Répondez à ces questions d'après l'extrait ci-dessous sur la prise d'otages en Algérie :
1. Selon l'extrait, qu'illustre la prise d'otages ?
2. Sur le site de quelle entreprise l'opération militaire a-t-elle eu lieu ?
3. Dans quel document l'Agence internationale de l'énergie formule-t-elle sa conclusion ?

__EXTRAIT DU TEXTE__.
--

Pour l’Agence internationale de l’énergie, la prise d’otages en Algérie « fait peser un nuage noir » sur la production d’hydrocarbures du pays. Elle illustre l’importance des risques terroristes sur la production et donc sur le prix des hydrocarbures.
La prise d’otages et l’opération militaire sur le site de BP d’In Amenas “fait peser un nuage noir” sur la production de pétrole et d’hydrocarbures de l’Algérie. Telle est la conclusion à laquelle aboutit, vendredi, l’Agence internationale de l’énergie (AIE) dans son rapport mensuel de janvier 2013 sur la production mondiale de pétrole dans le monde.

--

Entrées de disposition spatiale
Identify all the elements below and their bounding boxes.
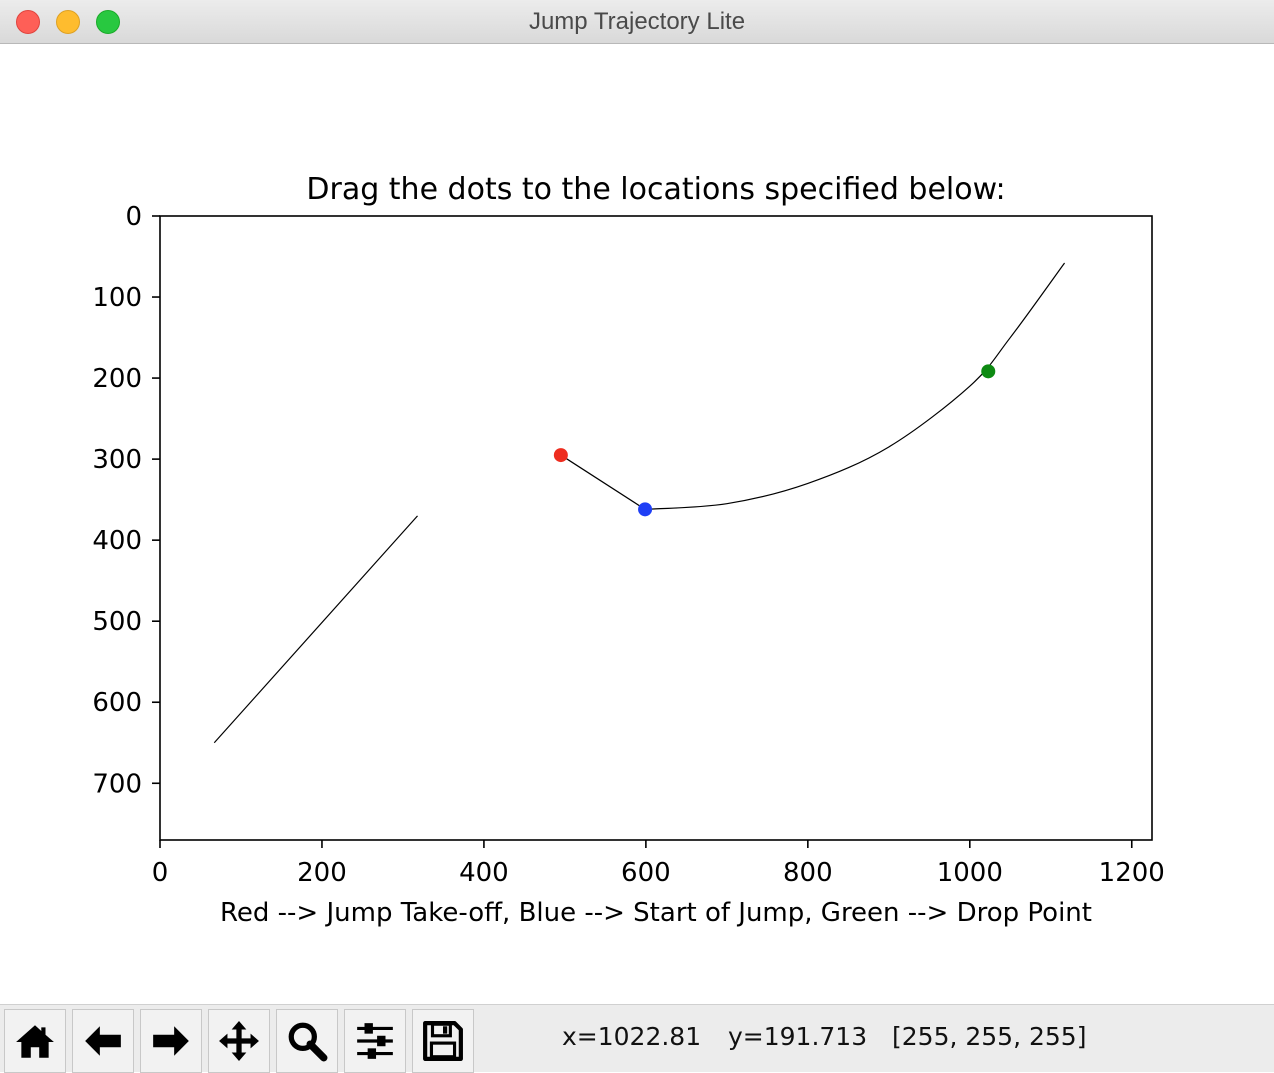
zoom-button[interactable]: [276, 1009, 338, 1073]
home-icon: [16, 1025, 54, 1058]
chart-title: Drag the dots to the locations specified…: [306, 172, 1005, 207]
x-tick-label: 0: [152, 858, 169, 888]
y-tick-label: 700: [92, 769, 142, 799]
plot-canvas[interactable]: Drag the dots to the locations specified…: [0, 44, 1274, 1004]
y-tick-label: 300: [92, 445, 142, 475]
takeoff-point[interactable]: [553, 448, 568, 463]
maximize-window-button[interactable]: [96, 10, 120, 34]
zoom-icon: [288, 1022, 328, 1062]
configure-subplots-button[interactable]: [344, 1009, 406, 1073]
x-tick-label: 1200: [1099, 858, 1165, 888]
save-button[interactable]: [412, 1009, 474, 1073]
y-tick-label: 500: [92, 607, 142, 637]
forward-arrow-icon: [153, 1026, 189, 1056]
x-tick-label: 1000: [937, 858, 1003, 888]
x-tick-label: 200: [297, 858, 347, 888]
pan-button[interactable]: [208, 1009, 270, 1073]
navigation-toolbar: [0, 1004, 1274, 1073]
y-tick-label: 100: [92, 283, 142, 313]
series-line-1: [560, 454, 646, 510]
series-line-0: [213, 515, 418, 744]
configure-subplots-icon: [357, 1023, 393, 1059]
y-tick-label: 200: [92, 364, 142, 394]
minimize-window-button[interactable]: [56, 10, 80, 34]
back-arrow-icon: [85, 1026, 121, 1056]
back-button[interactable]: [72, 1009, 134, 1073]
title-bar: Jump Trajectory Lite: [0, 0, 1274, 44]
jump-start-point[interactable]: [638, 502, 653, 517]
x-tick-label: 600: [621, 858, 671, 888]
cursor-x-readout: x=1022.81: [562, 1022, 702, 1051]
home-button[interactable]: [4, 1009, 66, 1073]
pan-icon: [219, 1021, 259, 1061]
pixel-value-readout: [255, 255, 255]: [892, 1022, 1087, 1051]
cursor-y-readout: y=191.713: [728, 1022, 868, 1051]
drop-point[interactable]: [981, 364, 996, 379]
axes-frame: [159, 215, 1153, 841]
y-tick-label: 400: [92, 526, 142, 556]
series-line-2: [645, 262, 1066, 510]
x-axis-label: Red --> Jump Take-off, Blue --> Start of…: [220, 898, 1092, 928]
window-title: Jump Trajectory Lite: [528, 8, 746, 35]
close-window-button[interactable]: [16, 10, 40, 34]
forward-button[interactable]: [140, 1009, 202, 1073]
y-tick-label: 0: [125, 202, 142, 232]
save-icon: [423, 1021, 463, 1061]
y-tick-label: 600: [92, 688, 142, 718]
x-tick-label: 800: [783, 858, 833, 888]
x-tick-label: 400: [459, 858, 509, 888]
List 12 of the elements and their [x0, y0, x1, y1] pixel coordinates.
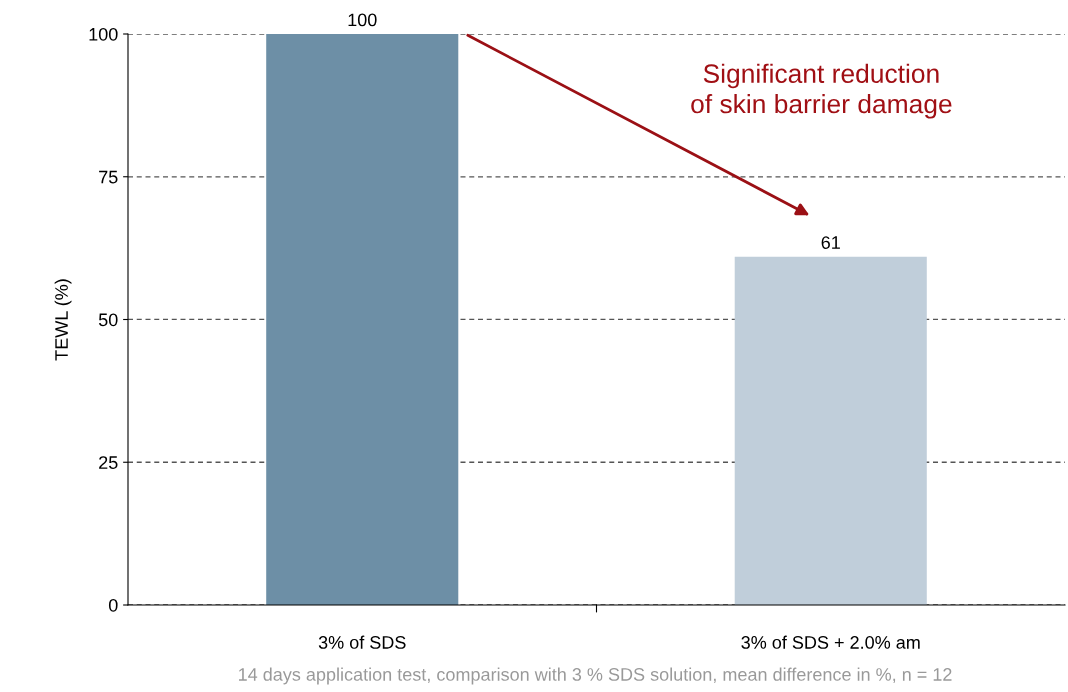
y-tick-label: 0 [108, 598, 118, 612]
x-tick-label: 3% of SDS + 2.0% am [741, 635, 920, 649]
y-tick-label: 75 [99, 170, 118, 184]
text: 14 days application test, comparison with 3 % SDS solution, mean difference in %, n = 12 [239, 667, 952, 685]
x-tick-label: 3% of SDS [318, 635, 406, 649]
y-tick-label: 25 [99, 456, 118, 469]
annotation: Significant reduction of skin barrier damage [691, 63, 952, 119]
data-label: 61 [821, 236, 840, 249]
y-axis-title: TEWL (%) [54, 279, 72, 361]
data-label: 100 [348, 13, 377, 27]
y-tick-label: 100 [89, 27, 118, 41]
y-tick-label: 50 [98, 313, 118, 327]
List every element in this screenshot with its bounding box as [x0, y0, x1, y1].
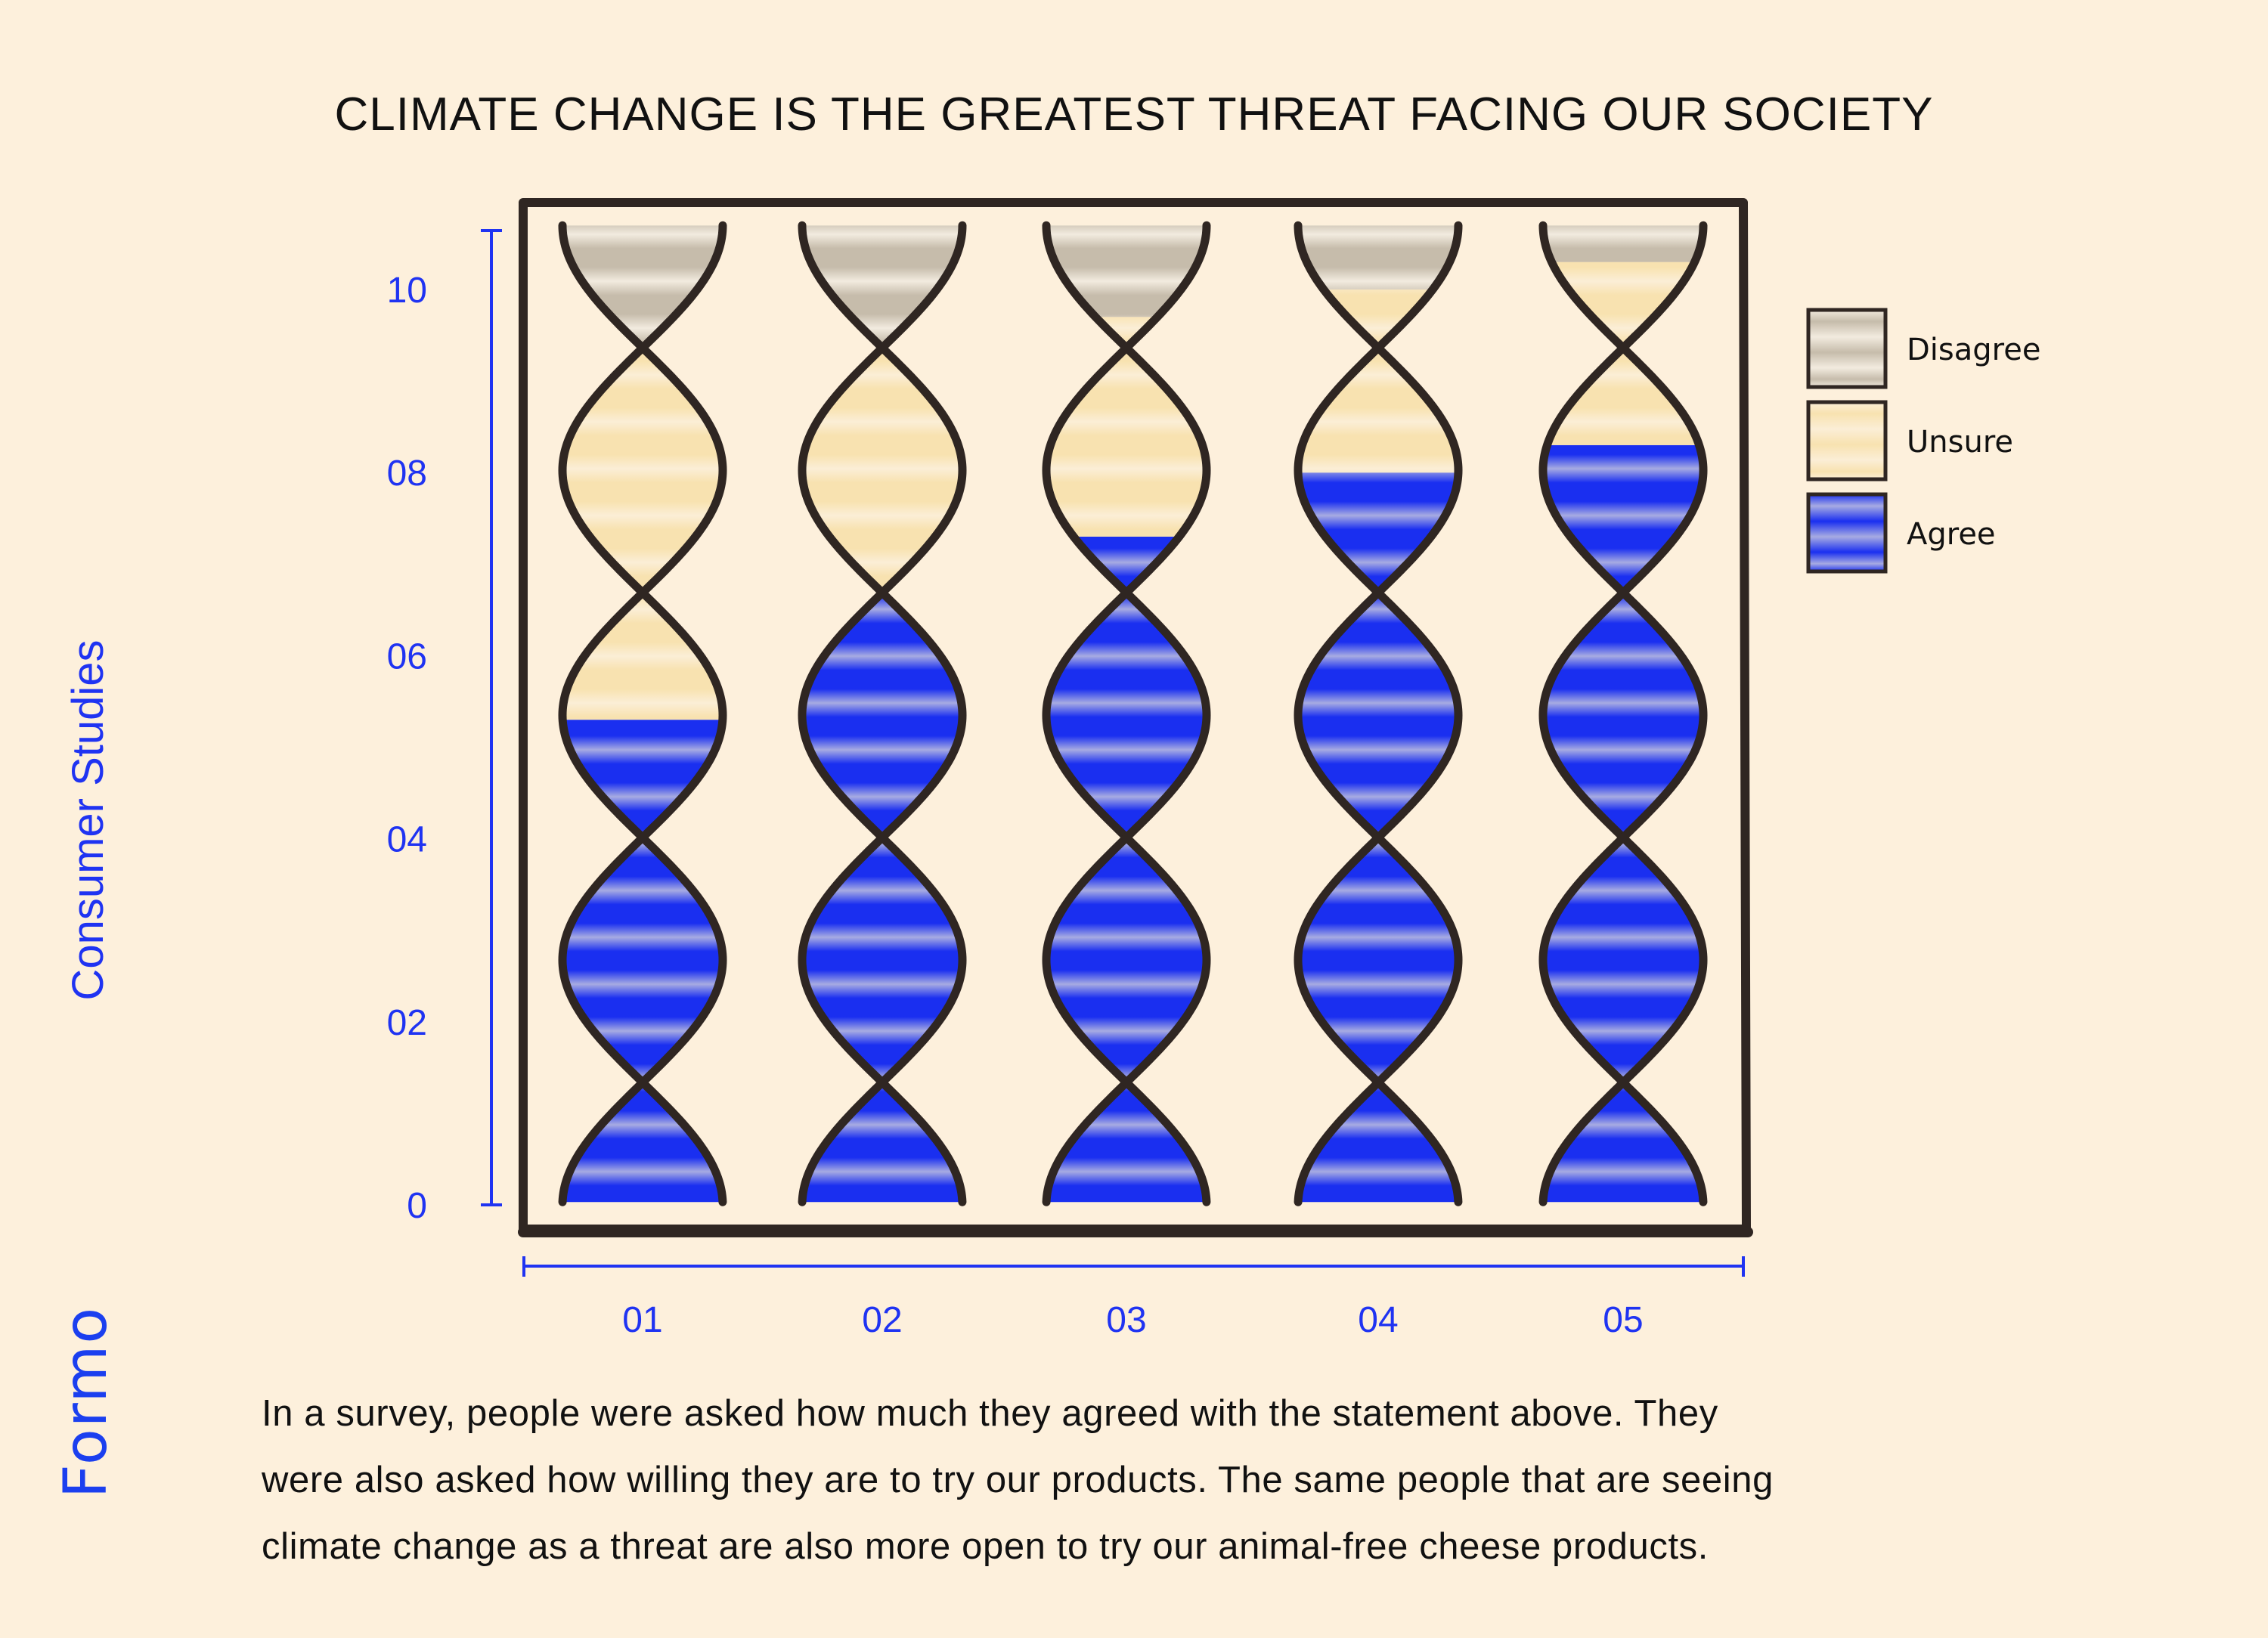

--

__RÉPONSE__.
1. L'importance des risques terroristes sur la production et donc sur le prix des hydrocarbures.
2. BP, sur son site d'In Amenas.
3. Dans son rapport mensuel de janvier 2013 sur la production mondiale de pétrole.